* [REQUIREMENT]: List each line holding the string "prevails".

(Items from a data source)
──────────────────────────────

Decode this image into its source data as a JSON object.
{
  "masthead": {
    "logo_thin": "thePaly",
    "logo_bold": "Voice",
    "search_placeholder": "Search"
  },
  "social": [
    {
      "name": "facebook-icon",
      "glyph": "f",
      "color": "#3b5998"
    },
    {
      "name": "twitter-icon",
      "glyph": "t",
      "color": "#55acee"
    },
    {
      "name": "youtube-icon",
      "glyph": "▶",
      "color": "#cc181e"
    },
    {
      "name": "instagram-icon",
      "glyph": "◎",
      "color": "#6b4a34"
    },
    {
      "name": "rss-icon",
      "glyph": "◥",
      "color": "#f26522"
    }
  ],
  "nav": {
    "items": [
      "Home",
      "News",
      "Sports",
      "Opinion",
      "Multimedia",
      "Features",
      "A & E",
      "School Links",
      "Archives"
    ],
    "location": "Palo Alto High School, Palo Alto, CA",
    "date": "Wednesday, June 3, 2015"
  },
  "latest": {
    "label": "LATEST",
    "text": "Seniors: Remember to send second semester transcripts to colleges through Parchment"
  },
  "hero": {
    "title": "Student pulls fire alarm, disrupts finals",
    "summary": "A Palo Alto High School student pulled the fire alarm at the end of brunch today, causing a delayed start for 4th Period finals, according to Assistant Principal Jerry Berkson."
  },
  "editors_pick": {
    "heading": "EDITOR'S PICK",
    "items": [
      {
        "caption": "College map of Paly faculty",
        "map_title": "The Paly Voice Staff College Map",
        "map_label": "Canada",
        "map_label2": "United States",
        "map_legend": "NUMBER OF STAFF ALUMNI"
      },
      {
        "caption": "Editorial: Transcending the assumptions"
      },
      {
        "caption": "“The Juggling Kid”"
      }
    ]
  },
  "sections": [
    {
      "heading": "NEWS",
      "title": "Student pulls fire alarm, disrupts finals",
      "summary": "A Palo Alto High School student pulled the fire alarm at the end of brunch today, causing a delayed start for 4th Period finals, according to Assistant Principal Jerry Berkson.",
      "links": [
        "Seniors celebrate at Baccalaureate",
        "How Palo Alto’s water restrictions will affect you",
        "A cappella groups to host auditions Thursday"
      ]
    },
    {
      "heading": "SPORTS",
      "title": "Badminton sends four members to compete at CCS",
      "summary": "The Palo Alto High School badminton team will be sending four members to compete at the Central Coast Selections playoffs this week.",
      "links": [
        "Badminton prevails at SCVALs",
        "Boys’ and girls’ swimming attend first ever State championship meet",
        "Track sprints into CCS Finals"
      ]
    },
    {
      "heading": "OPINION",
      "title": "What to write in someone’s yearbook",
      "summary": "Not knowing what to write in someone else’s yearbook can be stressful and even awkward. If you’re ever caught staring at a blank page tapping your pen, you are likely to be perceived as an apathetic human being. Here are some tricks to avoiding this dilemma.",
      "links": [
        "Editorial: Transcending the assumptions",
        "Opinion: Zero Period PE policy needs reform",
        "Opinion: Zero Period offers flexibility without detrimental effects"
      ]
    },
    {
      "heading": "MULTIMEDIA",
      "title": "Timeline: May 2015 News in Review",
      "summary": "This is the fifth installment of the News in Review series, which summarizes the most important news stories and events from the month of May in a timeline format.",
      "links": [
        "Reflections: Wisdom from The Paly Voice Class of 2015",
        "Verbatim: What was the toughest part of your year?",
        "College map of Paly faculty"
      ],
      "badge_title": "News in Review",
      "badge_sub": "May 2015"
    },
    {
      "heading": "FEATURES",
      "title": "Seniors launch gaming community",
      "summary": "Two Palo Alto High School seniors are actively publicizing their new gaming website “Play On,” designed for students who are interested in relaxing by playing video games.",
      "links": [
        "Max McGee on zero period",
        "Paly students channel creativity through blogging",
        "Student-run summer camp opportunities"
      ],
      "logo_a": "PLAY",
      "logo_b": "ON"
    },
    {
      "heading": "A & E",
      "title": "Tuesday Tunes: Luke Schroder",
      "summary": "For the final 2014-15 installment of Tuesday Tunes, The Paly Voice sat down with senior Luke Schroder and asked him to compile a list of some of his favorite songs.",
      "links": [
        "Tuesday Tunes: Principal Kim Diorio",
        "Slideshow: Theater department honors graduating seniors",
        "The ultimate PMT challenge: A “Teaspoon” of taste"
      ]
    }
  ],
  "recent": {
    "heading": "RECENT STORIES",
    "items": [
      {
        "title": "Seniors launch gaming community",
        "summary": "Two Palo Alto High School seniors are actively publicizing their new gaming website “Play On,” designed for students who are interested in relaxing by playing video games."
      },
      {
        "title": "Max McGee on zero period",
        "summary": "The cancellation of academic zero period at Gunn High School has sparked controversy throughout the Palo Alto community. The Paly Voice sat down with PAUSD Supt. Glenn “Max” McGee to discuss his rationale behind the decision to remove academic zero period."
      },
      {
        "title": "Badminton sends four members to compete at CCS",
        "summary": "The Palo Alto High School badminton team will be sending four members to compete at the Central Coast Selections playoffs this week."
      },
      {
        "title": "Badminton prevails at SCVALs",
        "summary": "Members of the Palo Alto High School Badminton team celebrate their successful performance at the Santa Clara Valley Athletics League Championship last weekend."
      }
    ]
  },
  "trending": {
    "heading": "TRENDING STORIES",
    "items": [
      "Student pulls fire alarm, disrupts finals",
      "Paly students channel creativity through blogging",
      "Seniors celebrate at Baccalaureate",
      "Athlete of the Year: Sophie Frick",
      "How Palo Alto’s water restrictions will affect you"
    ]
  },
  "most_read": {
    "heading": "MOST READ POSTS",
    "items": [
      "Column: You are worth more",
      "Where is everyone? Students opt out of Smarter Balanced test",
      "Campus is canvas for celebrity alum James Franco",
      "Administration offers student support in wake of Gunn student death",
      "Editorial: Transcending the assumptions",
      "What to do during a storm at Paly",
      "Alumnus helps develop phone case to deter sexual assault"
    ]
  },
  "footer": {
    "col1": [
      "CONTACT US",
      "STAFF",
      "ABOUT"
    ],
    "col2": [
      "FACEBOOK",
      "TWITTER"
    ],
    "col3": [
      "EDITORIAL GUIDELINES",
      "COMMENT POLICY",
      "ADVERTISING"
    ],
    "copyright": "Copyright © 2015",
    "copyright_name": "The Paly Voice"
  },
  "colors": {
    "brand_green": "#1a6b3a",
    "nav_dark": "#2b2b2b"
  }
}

──────────────────────────────

* [TASK ANSWER]:
        "Badminton prevails at SCVALs",
        "title": "Badminton prevails at SCVALs",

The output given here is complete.